Exercise directions: Identify each line holding the string "Harvest" and copy it.

Dataset content:
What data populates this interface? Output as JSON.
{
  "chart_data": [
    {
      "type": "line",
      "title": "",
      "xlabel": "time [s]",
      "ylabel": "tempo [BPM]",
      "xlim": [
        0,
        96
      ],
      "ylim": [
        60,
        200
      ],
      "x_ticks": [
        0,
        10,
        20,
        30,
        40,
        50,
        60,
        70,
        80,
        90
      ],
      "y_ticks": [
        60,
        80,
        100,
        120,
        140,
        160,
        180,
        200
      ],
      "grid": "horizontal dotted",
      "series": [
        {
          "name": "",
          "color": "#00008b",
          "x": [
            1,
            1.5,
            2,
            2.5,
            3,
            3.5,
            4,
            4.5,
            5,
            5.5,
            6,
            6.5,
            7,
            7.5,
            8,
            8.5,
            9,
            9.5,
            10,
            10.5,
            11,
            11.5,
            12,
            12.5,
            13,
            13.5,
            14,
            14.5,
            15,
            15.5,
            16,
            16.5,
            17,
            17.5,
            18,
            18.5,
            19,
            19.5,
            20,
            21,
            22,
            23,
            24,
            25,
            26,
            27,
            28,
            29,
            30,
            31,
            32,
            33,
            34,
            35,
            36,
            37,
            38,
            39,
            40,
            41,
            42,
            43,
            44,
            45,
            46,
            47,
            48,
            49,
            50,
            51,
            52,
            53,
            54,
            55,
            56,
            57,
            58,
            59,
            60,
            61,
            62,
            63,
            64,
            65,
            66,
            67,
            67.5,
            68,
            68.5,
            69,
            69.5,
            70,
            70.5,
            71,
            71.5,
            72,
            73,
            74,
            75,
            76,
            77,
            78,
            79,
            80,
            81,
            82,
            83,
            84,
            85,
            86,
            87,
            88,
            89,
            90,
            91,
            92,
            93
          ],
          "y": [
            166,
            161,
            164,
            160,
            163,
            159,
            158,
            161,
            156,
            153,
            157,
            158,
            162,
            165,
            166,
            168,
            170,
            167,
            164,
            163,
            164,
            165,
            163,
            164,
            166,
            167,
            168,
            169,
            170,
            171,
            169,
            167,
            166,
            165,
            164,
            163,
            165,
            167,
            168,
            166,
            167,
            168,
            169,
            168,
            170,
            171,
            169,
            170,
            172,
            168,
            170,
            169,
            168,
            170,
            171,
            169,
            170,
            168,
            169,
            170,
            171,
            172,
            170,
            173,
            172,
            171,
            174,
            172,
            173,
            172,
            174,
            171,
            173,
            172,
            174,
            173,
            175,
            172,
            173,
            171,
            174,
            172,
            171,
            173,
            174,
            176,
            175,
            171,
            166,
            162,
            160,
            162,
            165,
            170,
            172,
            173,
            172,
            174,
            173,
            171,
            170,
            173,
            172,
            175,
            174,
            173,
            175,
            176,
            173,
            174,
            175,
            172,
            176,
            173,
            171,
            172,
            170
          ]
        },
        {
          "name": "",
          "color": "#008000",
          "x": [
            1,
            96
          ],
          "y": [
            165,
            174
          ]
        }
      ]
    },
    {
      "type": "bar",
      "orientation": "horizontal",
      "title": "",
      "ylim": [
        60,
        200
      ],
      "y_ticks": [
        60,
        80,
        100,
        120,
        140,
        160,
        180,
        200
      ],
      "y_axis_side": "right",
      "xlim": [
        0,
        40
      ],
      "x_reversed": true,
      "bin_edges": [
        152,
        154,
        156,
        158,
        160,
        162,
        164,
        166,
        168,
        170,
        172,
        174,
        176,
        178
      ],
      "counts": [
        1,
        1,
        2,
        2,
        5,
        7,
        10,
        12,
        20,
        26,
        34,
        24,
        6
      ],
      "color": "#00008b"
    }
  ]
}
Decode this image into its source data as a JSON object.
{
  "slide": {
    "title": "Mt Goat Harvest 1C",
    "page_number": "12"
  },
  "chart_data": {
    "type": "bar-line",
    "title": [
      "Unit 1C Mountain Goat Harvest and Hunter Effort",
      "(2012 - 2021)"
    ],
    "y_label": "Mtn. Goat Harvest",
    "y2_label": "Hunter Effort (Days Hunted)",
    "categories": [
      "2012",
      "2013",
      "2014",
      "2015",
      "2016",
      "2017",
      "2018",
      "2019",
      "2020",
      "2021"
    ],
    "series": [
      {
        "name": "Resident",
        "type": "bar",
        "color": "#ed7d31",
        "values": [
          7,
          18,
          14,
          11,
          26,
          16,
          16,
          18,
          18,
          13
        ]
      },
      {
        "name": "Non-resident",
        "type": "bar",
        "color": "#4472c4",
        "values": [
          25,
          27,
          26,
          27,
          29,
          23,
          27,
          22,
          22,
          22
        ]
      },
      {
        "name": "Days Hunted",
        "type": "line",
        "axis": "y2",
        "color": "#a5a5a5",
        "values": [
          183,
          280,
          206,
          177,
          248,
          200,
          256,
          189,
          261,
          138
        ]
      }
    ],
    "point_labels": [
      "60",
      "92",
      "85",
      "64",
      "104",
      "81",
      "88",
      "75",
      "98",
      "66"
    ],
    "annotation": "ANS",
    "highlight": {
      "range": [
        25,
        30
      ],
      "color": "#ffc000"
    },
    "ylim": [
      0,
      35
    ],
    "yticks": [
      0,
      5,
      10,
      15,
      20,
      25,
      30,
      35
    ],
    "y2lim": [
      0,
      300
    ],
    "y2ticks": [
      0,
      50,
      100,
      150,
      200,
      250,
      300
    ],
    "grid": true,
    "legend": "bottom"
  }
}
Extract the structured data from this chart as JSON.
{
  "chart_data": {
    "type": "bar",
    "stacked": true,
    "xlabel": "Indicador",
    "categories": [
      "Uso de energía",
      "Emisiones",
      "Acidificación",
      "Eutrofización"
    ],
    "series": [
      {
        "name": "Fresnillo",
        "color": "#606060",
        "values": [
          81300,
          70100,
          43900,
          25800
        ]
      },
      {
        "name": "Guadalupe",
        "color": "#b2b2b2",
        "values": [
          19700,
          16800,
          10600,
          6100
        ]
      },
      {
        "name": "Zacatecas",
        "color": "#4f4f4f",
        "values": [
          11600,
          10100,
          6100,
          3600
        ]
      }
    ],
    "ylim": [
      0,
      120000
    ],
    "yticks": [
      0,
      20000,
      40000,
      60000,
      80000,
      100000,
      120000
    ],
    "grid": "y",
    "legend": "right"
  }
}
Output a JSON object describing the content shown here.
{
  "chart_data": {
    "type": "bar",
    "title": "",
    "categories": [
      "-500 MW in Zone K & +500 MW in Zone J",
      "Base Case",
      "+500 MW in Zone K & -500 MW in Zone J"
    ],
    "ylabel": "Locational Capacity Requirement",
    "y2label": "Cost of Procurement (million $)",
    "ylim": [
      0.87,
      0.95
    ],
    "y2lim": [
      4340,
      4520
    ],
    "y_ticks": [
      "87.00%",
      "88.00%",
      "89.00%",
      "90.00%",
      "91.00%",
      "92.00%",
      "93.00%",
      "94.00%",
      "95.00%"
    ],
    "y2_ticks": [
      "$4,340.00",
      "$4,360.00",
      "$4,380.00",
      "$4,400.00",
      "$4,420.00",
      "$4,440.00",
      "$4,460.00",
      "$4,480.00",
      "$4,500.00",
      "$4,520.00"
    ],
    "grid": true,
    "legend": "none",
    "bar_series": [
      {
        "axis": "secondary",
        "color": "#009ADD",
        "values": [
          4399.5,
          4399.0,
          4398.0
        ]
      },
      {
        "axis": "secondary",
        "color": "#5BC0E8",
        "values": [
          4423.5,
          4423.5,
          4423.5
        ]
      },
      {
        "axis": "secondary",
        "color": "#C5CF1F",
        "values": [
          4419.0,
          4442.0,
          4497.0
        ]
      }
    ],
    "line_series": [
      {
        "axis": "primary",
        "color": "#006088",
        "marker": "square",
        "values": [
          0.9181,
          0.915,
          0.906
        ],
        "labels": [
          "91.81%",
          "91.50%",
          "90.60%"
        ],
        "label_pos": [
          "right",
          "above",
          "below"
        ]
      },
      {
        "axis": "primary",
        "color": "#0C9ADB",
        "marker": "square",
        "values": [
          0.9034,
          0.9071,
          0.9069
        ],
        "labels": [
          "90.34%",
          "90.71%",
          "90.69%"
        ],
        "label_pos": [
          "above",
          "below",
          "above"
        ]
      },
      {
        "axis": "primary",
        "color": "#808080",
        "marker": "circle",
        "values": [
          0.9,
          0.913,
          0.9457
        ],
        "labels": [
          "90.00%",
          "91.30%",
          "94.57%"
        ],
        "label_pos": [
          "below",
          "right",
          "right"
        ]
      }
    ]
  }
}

Output of the exercise:
    "title": "Mt Goat Harvest 1C",
      "Unit 1C Mountain Goat Harvest and Hunter Effort",
    "y_label": "Mtn. Goat Harvest",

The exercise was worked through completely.